(Stored entries)

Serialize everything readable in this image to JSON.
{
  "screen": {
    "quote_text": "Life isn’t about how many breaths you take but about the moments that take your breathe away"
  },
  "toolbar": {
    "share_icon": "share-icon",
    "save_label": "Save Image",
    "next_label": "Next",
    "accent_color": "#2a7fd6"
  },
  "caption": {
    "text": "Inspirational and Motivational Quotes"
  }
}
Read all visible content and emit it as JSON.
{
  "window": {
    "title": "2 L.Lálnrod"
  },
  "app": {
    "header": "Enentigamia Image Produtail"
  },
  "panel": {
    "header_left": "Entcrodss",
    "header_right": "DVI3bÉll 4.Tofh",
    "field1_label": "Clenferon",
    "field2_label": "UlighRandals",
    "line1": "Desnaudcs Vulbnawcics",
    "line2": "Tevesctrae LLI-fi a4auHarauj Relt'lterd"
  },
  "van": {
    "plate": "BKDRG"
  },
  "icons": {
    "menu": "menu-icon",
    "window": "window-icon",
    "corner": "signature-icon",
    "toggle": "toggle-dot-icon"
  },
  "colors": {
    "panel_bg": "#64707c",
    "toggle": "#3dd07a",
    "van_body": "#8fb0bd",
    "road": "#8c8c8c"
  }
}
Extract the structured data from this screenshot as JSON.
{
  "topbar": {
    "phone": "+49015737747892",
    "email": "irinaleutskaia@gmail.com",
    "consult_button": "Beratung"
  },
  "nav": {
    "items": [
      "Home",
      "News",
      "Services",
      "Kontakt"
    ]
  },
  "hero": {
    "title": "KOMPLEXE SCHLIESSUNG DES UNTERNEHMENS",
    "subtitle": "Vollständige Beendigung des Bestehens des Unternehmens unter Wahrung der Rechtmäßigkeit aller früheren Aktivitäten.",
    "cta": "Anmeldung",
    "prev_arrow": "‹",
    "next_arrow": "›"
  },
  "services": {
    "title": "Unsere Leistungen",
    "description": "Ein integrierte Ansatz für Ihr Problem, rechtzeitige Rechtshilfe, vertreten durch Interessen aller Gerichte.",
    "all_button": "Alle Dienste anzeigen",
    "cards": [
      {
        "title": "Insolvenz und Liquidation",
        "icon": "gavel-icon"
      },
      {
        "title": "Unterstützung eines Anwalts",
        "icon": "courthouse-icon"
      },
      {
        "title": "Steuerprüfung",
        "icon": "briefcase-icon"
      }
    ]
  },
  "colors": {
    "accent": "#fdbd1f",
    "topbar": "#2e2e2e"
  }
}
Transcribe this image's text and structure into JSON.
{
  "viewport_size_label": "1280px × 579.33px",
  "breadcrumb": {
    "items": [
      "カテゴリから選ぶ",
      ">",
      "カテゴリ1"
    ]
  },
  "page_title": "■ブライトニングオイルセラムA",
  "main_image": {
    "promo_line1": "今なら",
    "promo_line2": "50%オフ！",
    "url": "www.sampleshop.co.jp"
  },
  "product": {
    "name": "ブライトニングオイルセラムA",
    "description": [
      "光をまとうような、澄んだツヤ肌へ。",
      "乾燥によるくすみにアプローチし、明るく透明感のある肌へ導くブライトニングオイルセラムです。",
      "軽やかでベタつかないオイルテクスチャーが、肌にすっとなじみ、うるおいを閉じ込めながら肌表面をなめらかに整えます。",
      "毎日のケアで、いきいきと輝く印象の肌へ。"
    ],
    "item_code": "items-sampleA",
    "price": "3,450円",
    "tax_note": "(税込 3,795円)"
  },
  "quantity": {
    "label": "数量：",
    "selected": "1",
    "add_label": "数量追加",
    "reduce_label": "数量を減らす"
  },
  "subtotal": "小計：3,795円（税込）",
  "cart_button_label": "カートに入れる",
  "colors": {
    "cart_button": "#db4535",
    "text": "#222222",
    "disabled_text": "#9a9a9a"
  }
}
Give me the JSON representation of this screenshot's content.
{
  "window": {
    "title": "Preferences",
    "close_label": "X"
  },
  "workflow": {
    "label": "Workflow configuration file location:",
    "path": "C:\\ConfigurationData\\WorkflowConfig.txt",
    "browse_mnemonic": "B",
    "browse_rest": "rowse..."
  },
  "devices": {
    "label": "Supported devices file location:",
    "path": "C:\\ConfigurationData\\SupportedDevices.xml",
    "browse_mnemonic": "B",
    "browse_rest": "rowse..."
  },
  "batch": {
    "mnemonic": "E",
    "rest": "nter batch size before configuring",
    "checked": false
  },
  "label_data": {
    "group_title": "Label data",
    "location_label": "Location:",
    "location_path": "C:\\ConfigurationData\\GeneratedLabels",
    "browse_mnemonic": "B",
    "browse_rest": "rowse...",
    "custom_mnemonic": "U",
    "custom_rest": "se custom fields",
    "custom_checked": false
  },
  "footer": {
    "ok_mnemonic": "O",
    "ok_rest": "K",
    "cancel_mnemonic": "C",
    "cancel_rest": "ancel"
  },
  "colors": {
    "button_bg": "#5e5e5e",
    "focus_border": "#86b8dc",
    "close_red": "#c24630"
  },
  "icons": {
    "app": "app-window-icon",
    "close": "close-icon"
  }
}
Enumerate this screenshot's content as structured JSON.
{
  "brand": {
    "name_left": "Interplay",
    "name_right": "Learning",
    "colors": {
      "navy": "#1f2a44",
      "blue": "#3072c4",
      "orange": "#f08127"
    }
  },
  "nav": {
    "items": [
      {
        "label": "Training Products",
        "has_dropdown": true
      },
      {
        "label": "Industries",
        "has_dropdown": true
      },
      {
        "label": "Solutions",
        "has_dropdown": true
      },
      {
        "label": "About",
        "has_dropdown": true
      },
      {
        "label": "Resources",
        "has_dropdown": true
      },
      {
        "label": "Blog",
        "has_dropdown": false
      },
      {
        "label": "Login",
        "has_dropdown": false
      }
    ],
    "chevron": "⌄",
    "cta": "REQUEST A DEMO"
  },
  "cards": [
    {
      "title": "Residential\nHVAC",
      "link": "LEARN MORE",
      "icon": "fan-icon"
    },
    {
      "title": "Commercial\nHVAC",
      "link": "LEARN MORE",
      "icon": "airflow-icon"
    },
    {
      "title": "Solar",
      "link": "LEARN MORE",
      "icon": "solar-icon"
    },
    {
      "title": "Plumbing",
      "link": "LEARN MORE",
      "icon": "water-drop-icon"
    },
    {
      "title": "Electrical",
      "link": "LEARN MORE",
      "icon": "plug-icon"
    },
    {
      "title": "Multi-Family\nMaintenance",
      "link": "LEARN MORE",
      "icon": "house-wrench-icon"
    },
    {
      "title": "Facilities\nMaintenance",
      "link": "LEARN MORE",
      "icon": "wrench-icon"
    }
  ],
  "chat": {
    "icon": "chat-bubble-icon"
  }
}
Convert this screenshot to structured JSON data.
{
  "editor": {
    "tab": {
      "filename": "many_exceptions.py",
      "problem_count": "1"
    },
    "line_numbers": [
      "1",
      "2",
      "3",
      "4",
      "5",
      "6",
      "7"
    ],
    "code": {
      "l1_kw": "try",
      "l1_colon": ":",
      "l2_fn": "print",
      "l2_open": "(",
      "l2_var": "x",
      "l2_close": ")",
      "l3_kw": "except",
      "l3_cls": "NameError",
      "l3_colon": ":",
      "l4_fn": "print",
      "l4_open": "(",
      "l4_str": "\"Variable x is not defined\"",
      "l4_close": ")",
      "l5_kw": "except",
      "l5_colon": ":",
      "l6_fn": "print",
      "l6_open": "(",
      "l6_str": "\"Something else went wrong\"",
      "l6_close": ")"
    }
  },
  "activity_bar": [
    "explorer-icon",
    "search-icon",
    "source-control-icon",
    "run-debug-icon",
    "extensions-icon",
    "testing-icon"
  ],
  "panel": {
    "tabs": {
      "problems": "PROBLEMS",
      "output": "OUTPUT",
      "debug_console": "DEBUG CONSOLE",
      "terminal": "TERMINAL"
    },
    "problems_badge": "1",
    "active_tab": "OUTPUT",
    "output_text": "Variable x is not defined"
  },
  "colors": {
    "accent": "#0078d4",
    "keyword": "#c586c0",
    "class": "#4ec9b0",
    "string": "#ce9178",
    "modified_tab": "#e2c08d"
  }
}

**Written task:** From the listing above, collect every line that mentions the word "ブライトニングオイルセラムA".

**Solved exercise:**
  "page_title": "■ブライトニングオイルセラムA",
    "name": "ブライトニングオイルセラムA",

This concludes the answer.